::: Entries supplied
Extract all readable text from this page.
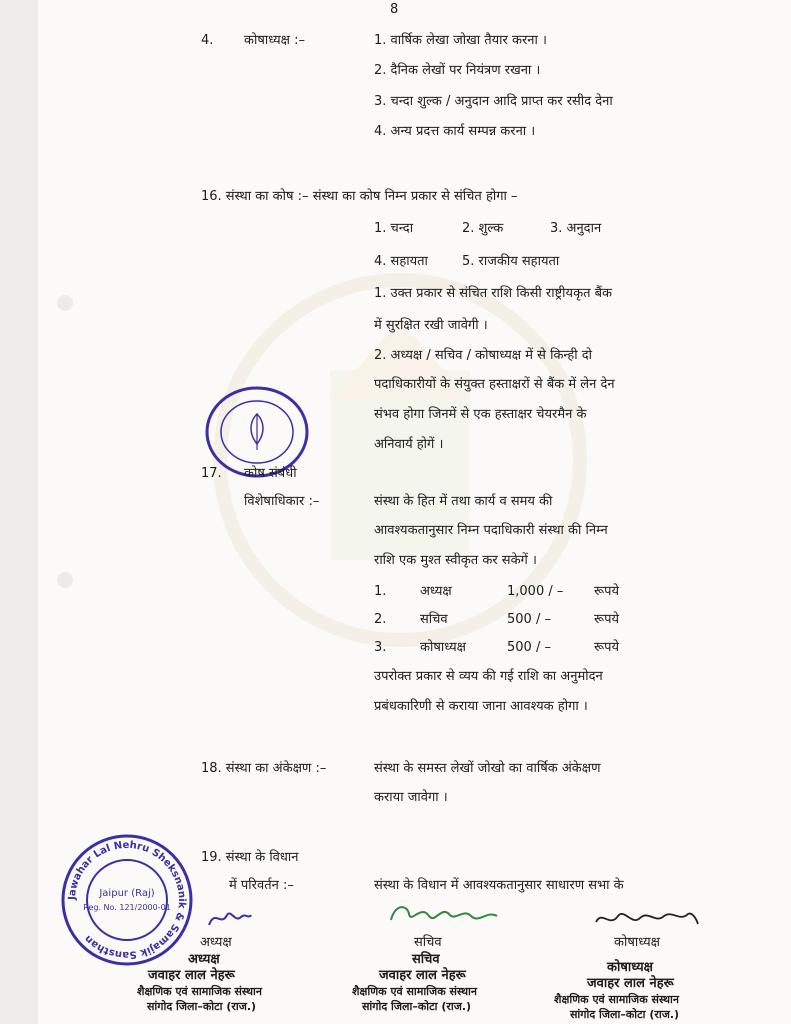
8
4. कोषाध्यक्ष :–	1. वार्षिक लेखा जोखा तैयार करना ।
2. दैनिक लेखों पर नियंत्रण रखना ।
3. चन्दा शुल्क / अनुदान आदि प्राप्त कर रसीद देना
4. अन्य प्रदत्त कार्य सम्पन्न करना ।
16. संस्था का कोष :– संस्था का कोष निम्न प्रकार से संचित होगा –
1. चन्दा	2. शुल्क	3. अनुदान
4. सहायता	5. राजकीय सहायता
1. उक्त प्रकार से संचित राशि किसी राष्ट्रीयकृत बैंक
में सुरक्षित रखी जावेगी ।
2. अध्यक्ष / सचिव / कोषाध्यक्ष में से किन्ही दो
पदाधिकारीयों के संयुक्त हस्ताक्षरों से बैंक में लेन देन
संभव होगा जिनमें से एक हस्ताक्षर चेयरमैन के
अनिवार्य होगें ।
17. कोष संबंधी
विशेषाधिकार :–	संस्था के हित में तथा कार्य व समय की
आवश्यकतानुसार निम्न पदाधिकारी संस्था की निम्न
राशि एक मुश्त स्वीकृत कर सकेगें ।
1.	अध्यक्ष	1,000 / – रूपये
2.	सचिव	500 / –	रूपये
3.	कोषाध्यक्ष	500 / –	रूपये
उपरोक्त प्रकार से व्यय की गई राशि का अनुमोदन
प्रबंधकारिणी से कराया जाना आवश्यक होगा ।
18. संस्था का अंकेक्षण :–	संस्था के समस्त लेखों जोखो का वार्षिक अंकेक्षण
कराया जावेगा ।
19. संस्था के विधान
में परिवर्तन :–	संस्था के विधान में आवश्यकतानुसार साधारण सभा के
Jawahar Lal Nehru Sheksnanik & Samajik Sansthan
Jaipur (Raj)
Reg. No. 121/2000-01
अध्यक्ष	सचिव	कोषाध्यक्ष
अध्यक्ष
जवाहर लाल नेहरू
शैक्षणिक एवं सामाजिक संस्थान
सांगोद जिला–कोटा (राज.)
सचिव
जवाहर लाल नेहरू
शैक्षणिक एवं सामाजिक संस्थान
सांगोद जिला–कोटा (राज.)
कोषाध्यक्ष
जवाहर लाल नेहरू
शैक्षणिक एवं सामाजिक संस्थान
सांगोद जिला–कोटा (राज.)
::::::
::: Entries supplied
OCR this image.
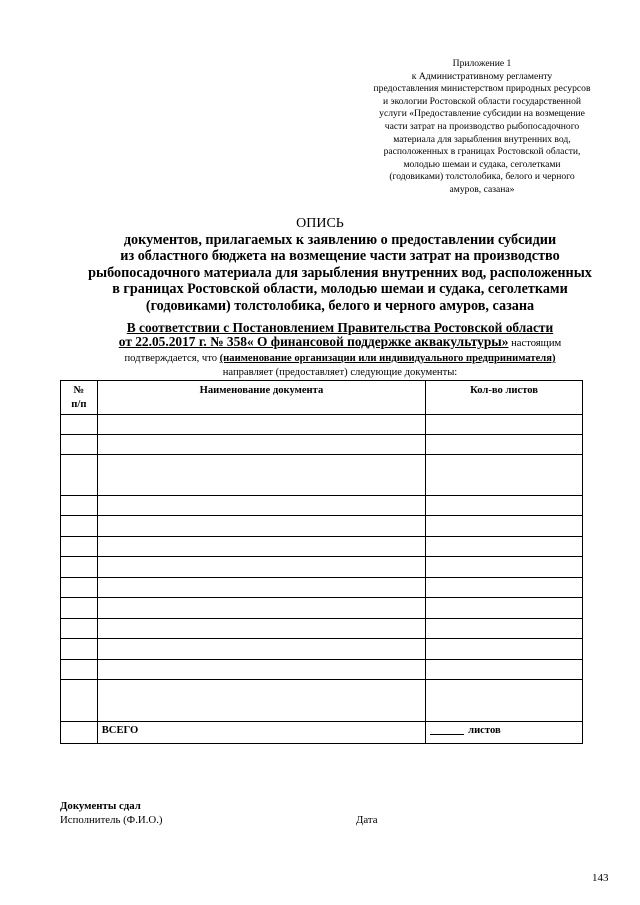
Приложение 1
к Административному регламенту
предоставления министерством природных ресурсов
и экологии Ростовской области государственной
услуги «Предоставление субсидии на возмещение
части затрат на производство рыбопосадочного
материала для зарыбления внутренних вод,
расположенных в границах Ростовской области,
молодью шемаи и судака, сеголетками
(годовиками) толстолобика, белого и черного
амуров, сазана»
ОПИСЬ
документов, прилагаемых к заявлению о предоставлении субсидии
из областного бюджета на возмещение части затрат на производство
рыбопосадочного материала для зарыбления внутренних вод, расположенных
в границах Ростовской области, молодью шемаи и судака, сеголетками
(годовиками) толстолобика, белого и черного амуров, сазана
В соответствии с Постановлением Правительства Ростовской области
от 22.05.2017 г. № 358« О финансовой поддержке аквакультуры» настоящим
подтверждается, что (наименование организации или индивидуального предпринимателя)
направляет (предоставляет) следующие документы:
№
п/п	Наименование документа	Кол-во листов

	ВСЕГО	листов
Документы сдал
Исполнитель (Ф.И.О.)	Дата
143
::::::
::: Entries supplied
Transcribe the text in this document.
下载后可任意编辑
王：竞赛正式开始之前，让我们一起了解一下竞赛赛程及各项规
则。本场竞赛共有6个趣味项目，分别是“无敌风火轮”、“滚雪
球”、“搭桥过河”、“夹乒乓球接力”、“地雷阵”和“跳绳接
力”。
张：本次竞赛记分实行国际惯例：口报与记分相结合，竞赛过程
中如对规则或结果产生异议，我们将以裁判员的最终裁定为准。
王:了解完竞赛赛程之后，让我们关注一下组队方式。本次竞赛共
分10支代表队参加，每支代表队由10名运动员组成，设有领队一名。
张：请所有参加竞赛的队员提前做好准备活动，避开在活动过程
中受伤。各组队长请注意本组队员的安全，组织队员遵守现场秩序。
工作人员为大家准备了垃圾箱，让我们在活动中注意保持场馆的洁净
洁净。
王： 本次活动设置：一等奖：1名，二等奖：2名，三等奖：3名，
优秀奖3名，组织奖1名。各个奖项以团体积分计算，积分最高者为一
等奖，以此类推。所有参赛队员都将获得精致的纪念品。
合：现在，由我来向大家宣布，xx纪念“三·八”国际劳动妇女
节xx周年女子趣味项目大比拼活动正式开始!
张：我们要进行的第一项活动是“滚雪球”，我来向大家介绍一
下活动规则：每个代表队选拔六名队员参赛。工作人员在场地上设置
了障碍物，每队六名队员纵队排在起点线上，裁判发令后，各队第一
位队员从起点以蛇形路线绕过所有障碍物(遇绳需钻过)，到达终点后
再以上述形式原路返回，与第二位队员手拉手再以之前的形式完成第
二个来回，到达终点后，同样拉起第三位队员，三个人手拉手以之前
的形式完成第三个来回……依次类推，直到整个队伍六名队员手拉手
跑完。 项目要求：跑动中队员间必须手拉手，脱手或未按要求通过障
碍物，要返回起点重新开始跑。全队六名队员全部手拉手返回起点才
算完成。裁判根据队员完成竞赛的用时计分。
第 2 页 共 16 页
::::::
What the exercise asks:
Each line that holds the word "материала" should be extracted from the records.

Task answer:
материала для зарыбления внутренних вод,
рыбопосадочного материала для зарыбления внутренних вод, расположенных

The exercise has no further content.